### WHAT IS REQUIRED
Each line that includes the string "และส" counts once; give the total and nothing else.

********************

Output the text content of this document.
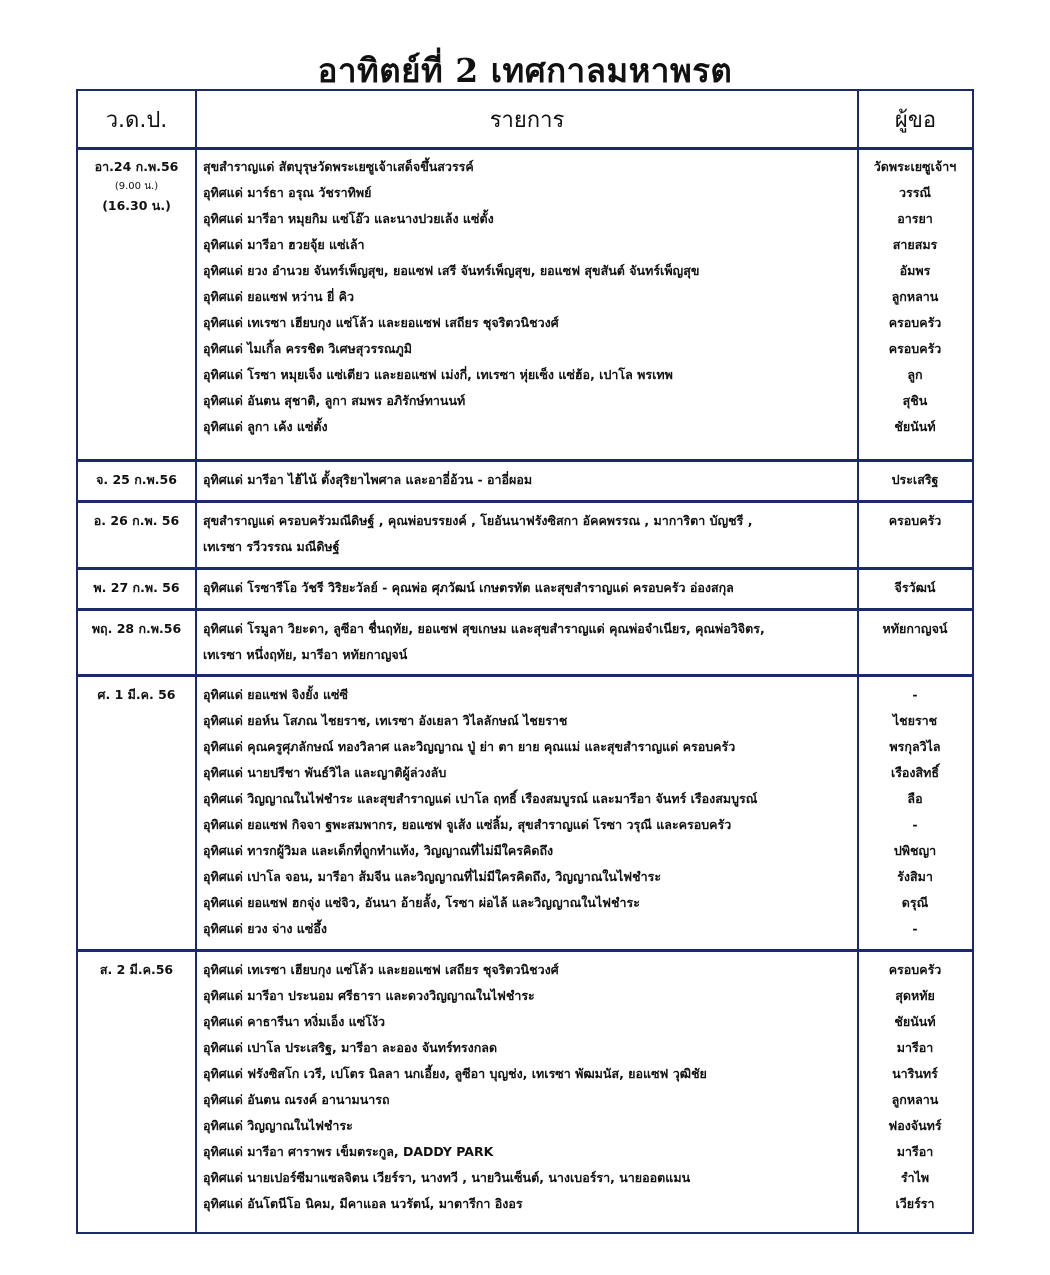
อาทิตย์ที่ 2 เทศกาลมหาพรต
ว.ด.ป.	รายการ	ผู้ขอ
อา.24 ก.พ.56
(9.00 น.)
(16.30 น.)
สุขสำราญแด่ สัตบุรุษวัดพระเยซูเจ้าเสด็จขึ้นสวรรค์	วัดพระเยซูเจ้าฯ
อุทิศแด่ มาร์ธา อรุณ วัชราทิพย์	วรรณี
อุทิศแด่ มารีอา หมุยกิม แซ่โอ๊ว และนางปวยเล้ง แซ่ตั้ง	อารยา
อุทิศแด่ มารีอา ฮวยจุ้ย แซ่เล้า	สายสมร
อุทิศแด่ ยวง อำนวย จันทร์เพ็ญสุข, ยอแซฟ เสรี จันทร์เพ็ญสุข, ยอแซฟ สุขสันต์ จันทร์เพ็ญสุข	อัมพร
อุทิศแด่ ยอแซฟ หว่าน ยี่ คิว	ลูกหลาน
อุทิศแด่ เทเรซา เฮียบกุง แซ่โล้ว และยอแซฟ เสถียร ชุจริตวนิชวงศ์	ครอบครัว
อุทิศแด่ ไมเกิ้ล ครรชิต วิเศษสุวรรณภูมิ	ครอบครัว
อุทิศแด่ โรซา หมุยเจ็ง แซ่เตียว และยอแซฟ เม่งกี่, เทเรซา หุ่ยเซ็ง แซ่ฮ้อ, เปาโล พรเทพ	ลูก
อุทิศแด่ อันตน สุชาติ, ลูกา สมพร อภิรักษ์ทานนท์	สุชิน
อุทิศแด่ ลูกา เค้ง แซ่ตั้ง	ชัยนันท์
จ. 25 ก.พ.56	อุทิศแด่ มารีอา ไฮ้ไน้ ตั้งสุริยาไพศาล และอาอี่อ้วน - อาอี่ผอม	ประเสริฐ
อ. 26 ก.พ. 56	สุขสำราญแด่ ครอบครัวมณีดิษฐ์ , คุณพ่อบรรยงค์ , โยอันนาฟรังซิสกา อัคคพรรณ , มาการิตา บัญชรี ,	ครอบครัว
เทเรซา รวีวรรณ มณีดิษฐ์
พ. 27 ก.พ. 56	อุทิศแด่ โรซารีโอ วัชรี วิริยะวัลย์ - คุณพ่อ ศุภวัฒน์ เกษตรทัต และสุขสำราญแด่ ครอบครัว อ่องสกุล	จีรวัฒน์
พฤ. 28 ก.พ.56	อุทิศแด่ โรมูลา วิยะดา, ลูซีอา ชื่นฤทัย, ยอแซฟ สุขเกษม และสุขสำราญแด่ คุณพ่อจำเนียร, คุณพ่อวิจิตร,	หทัยกาญจน์
เทเรซา หนึ่งฤทัย, มารีอา หทัยกาญจน์
ศ. 1 มี.ค. 56	อุทิศแด่ ยอแซฟ จิงยั้ง แซ่ซี	-
อุทิศแด่ ยอห์น โสภณ ไชยราช, เทเรซา อังเยลา วิไลลักษณ์ ไชยราช	ไชยราช
อุทิศแด่ คุณครูศุภลักษณ์ ทองวิลาศ และวิญญาณ ปู่ ย่า ตา ยาย คุณแม่ และสุขสำราญแด่ ครอบครัว	พรกุลวิไล
อุทิศแด่ นายปรีชา พันธ์วิไล และญาติผู้ล่วงลับ	เรืองสิทธิ์
อุทิศแด่ วิญญาณในไฟชำระ และสุขสำราญแด่ เปาโล ฤทธิ์ เรืองสมบูรณ์ และมารีอา จันทร์ เรืองสมบูรณ์	ลือ
อุทิศแด่ ยอแซฟ กิจจา ฐพะสมพากร, ยอแซฟ จูเส้ง แซ่ลิ้ม, สุขสำราญแด่ โรซา วรุณี และครอบครัว	-
อุทิศแด่ ทารกผู้วิมล และเด็กที่ถูกทำแท้ง, วิญญาณที่ไม่มีใครคิดถึง	ปพิชญา
อุทิศแด่ เปาโล จอน, มารีอา ส้มจีน และวิญญาณที่ไม่มีใครคิดถึง, วิญญาณในไฟชำระ	รังสิมา
อุทิศแด่ ยอแซฟ ฮกจุ่ง แซ่จิว, อันนา อ้ายลั้ง, โรซา ผ่อไล้ และวิญญาณในไฟชำระ	ดรุณี
อุทิศแด่ ยวง จ่าง แซ่อึ้ง	-
ส. 2 มี.ค.56	อุทิศแด่ เทเรซา เฮียบกุง แซ่โล้ว และยอแซฟ เสถียร ชุจริตวนิชวงศ์	ครอบครัว
อุทิศแด่ มารีอา ประนอม ศรีธารา และดวงวิญญาณในไฟชำระ	สุดหทัย
อุทิศแด่ คาธารีนา หงิ่มเอ็ง แซ่โง้ว	ชัยนันท์
อุทิศแด่ เปาโล ประเสริฐ, มารีอา ละออง จันทร์ทรงกลด	มารีอา
อุทิศแด่ ฟรังซิสโก เวรี, เปโตร นิลลา นกเอี้ยง, ลูซีอา บุญช่ง, เทเรซา พัฒมนัส, ยอแซฟ วุฒิชัย	นารินทร์
อุทิศแด่ อันตน ณรงค์ อานามนารถ	ลูกหลาน
อุทิศแด่ วิญญาณในไฟชำระ	ฟองจันทร์
อุทิศแด่ มารีอา ศาราพร เข็มตระกูล, DADDY PARK	มารีอา
อุทิศแด่ นายเปอร์ซีมาแซลจิตน เวียร์รา, นางทวี , นายวินเซ็นต์, นางเบอร์รา, นายออตแมน	รำไพ
อุทิศแด่ อันโตนีโอ นิคม, มีคาแอล นวรัตน์, มาตารีกา อิงอร	เวียร์รา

********************

### SOLUTION
4